* _Written task_
Scan the listing below for the word "Emission" and state how many lines hold it. Write nothing but the number.
Start of Material for the task
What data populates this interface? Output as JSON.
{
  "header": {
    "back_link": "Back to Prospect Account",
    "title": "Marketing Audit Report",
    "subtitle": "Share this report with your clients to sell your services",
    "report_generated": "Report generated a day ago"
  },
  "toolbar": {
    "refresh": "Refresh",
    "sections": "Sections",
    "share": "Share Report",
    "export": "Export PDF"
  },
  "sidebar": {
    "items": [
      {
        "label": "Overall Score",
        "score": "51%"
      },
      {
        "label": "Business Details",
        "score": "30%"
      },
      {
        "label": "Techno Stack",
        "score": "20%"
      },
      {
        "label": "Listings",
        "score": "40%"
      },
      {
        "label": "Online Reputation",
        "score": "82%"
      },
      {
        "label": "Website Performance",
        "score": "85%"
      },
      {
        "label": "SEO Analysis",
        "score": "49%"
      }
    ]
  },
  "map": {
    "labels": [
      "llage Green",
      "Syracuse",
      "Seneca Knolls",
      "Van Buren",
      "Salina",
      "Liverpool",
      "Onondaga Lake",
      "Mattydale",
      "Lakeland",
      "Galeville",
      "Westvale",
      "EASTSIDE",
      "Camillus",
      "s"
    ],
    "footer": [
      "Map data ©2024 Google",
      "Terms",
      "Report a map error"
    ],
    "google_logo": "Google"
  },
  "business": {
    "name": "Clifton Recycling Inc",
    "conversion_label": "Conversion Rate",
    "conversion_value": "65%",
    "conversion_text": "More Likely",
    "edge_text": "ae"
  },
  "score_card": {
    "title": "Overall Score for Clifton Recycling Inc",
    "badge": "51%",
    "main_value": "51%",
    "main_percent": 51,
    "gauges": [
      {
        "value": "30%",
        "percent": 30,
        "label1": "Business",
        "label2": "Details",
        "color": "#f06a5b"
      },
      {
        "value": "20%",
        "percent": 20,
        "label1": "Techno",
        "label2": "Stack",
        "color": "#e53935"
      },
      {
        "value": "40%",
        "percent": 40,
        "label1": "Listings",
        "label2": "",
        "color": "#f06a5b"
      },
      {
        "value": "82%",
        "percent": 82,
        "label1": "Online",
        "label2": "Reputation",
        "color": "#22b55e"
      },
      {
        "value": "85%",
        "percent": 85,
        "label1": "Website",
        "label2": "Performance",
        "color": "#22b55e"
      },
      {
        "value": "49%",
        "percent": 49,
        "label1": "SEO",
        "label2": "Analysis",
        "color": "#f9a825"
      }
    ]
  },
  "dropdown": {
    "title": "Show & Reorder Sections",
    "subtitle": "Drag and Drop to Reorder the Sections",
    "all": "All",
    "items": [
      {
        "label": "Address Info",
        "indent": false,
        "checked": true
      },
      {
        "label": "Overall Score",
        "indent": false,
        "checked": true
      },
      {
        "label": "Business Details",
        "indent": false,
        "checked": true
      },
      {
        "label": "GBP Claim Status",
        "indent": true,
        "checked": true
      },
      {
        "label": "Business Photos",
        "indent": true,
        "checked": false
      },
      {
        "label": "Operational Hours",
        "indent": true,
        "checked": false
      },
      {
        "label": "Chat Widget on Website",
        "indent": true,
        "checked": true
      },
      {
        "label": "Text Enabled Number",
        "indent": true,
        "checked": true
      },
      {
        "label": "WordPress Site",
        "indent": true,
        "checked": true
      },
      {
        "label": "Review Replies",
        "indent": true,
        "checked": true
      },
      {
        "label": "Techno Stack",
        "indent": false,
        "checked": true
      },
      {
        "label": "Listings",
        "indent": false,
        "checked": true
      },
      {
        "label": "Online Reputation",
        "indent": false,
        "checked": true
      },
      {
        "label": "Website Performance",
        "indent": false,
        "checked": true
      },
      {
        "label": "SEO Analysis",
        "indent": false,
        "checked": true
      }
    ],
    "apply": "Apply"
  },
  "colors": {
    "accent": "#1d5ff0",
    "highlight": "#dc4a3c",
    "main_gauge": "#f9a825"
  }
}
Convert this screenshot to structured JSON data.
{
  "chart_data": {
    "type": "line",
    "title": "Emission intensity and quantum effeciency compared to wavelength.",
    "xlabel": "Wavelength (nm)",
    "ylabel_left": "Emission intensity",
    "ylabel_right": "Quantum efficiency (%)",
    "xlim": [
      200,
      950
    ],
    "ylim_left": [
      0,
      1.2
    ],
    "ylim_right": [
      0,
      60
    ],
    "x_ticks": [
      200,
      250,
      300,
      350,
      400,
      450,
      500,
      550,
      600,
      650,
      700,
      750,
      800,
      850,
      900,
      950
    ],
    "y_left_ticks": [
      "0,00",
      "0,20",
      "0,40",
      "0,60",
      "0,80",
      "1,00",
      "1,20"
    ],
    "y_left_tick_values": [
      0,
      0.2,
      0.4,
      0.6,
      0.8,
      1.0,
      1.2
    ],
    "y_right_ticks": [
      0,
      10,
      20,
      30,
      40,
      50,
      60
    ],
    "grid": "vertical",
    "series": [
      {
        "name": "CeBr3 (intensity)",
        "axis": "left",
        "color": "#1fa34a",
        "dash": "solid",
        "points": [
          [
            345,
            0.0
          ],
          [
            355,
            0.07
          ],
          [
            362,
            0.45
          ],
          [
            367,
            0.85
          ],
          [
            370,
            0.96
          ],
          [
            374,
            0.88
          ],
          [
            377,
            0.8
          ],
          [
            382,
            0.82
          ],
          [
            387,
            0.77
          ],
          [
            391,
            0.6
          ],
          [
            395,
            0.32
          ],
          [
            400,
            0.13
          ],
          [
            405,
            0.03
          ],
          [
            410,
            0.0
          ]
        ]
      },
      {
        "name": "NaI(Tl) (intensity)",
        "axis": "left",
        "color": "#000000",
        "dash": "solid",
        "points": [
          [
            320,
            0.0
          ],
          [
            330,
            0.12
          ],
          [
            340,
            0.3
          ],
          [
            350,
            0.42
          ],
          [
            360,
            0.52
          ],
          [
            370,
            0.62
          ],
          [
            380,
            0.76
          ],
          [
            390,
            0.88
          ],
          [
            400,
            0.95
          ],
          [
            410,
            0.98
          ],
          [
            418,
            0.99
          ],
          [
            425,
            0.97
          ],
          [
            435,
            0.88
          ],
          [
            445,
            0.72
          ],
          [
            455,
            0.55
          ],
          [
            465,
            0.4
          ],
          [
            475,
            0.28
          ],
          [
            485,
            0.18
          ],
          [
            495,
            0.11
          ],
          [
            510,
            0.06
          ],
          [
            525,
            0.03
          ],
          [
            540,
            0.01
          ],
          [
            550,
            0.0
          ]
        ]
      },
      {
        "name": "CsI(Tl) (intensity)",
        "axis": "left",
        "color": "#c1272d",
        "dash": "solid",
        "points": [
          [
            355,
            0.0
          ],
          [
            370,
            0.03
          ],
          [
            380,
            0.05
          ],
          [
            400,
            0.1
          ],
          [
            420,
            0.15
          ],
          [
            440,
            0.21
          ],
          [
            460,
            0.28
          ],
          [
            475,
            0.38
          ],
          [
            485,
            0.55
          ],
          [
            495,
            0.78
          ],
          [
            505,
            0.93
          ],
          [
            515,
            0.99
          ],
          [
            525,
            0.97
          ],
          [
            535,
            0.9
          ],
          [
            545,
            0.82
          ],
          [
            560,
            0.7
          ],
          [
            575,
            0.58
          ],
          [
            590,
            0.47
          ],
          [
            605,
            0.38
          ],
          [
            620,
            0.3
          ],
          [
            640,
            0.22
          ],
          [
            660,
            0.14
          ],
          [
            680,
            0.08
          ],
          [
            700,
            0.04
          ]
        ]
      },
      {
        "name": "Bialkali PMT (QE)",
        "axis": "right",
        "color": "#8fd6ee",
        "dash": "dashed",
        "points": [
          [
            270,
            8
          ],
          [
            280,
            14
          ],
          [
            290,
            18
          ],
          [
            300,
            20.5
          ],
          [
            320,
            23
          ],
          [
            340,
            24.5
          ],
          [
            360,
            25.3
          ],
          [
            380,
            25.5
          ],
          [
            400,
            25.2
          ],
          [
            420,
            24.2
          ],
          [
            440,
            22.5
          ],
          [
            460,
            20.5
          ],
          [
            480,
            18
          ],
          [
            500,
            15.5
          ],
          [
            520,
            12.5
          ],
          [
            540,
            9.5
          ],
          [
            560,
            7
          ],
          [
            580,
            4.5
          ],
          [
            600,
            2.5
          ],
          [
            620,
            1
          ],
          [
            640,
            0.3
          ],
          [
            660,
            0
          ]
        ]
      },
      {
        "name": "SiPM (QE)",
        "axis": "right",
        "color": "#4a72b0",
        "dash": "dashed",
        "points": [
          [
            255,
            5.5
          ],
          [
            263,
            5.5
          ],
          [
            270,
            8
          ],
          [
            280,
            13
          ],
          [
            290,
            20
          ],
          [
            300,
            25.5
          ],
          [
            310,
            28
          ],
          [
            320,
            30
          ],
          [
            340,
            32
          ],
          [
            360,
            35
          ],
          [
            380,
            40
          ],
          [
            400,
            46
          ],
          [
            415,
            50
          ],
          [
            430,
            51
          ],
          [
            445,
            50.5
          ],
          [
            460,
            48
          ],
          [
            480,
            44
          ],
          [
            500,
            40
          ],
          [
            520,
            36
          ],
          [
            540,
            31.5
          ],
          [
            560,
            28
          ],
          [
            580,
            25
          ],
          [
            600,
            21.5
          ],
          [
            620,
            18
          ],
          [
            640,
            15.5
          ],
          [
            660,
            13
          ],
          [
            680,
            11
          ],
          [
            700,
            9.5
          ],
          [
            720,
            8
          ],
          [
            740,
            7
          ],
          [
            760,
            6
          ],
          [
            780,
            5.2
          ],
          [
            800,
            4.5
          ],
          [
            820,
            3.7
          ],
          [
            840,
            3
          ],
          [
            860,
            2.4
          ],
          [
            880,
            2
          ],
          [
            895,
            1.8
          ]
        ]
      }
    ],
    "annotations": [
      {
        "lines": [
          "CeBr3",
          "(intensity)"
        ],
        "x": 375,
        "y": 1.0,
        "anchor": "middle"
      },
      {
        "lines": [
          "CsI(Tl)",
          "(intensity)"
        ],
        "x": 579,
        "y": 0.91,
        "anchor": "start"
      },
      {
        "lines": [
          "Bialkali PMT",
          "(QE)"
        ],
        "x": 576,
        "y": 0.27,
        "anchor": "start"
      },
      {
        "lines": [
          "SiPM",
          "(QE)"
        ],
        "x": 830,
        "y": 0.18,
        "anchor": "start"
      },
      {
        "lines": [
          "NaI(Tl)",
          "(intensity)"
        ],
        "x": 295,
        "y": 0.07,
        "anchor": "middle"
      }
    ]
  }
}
End of Material for the task
* _Solution to this task_
2